**What you need to do:**
In the material below, find every line with "JSON" and pull it out.

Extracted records
[START]

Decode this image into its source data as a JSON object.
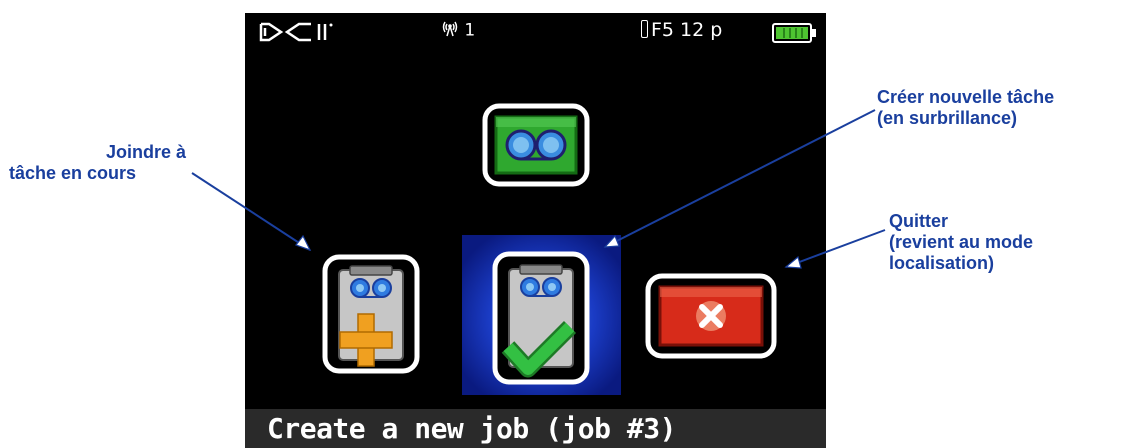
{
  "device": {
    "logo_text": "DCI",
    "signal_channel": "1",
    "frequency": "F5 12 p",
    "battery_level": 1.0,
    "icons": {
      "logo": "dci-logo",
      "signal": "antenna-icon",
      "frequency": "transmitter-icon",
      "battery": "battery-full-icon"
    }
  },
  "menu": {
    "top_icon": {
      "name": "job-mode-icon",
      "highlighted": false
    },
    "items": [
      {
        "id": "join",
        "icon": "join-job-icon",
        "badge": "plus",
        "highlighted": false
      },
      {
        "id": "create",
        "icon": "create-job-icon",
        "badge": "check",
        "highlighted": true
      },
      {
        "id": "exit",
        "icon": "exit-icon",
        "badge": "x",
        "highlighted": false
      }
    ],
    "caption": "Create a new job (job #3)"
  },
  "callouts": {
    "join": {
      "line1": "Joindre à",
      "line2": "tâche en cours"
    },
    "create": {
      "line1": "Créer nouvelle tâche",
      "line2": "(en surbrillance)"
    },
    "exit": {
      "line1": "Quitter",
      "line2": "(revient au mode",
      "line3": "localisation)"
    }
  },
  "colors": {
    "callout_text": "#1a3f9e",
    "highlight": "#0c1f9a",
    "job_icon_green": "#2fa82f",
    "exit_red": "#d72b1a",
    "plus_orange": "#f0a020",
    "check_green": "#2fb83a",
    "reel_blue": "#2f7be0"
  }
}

[END]
[START]

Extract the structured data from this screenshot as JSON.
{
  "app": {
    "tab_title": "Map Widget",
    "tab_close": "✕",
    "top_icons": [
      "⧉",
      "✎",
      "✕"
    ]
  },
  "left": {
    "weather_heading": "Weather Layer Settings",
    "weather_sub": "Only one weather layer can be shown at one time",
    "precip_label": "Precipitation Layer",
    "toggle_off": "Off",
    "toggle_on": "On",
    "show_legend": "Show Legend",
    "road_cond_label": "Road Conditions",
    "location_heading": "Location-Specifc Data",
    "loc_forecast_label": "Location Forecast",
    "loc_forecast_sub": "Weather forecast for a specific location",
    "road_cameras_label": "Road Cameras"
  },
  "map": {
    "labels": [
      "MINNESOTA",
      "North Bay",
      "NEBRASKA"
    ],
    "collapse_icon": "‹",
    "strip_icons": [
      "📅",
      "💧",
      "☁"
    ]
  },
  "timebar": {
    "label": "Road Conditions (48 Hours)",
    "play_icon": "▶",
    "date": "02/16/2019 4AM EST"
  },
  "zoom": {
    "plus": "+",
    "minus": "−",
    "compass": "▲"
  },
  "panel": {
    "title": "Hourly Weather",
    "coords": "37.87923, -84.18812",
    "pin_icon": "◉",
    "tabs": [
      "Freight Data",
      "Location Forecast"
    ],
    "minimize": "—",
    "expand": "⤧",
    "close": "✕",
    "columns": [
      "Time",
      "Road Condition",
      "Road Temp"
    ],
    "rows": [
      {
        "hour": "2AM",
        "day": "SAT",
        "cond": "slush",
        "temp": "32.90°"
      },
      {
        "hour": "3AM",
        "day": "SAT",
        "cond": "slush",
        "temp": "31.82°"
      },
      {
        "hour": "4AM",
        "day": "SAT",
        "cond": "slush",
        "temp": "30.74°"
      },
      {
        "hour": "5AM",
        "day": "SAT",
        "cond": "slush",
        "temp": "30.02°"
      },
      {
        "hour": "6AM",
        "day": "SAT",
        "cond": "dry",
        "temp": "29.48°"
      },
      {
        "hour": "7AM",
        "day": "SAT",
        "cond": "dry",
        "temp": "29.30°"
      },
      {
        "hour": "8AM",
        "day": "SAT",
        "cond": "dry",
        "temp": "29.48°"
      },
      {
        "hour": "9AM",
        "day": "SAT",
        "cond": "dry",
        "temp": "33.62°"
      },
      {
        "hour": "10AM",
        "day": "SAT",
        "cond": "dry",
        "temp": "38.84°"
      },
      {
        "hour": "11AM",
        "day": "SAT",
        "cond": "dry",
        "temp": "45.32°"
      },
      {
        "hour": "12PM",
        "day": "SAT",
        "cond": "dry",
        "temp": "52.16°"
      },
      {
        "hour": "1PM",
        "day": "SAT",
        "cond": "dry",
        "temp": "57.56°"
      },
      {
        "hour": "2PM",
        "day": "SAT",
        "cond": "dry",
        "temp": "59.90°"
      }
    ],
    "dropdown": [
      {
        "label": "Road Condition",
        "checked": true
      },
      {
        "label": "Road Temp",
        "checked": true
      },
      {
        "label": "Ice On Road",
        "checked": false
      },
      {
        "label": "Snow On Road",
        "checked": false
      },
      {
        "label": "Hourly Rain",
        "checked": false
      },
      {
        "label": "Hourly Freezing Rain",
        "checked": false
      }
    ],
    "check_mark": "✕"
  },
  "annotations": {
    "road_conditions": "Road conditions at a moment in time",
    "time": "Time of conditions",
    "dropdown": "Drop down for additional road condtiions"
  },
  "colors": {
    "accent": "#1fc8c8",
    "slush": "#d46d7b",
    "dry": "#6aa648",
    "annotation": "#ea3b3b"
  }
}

[END]

**Reply:**
Decode this image into its source data as a JSON object.
Extract the structured data from this screenshot as JSON.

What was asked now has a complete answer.